YOUR OBJECTIVE: Give the number of lines that contain the string "xlabel", please, and nothing else.

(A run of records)
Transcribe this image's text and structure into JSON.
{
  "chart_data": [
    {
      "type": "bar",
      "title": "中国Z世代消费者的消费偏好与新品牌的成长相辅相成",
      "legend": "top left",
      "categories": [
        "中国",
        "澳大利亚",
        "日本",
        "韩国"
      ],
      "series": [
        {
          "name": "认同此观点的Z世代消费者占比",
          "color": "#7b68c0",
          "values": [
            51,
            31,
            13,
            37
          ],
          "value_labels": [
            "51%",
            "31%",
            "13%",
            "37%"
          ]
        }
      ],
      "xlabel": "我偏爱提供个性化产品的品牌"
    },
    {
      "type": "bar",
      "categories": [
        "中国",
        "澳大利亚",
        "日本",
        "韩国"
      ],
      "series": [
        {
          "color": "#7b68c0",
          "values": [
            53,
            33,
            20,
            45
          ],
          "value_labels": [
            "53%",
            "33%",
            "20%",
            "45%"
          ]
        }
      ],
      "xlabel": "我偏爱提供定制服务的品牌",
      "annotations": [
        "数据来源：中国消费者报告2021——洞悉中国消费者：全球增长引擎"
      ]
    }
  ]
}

ANSWER TO THIS EXERCISE: 2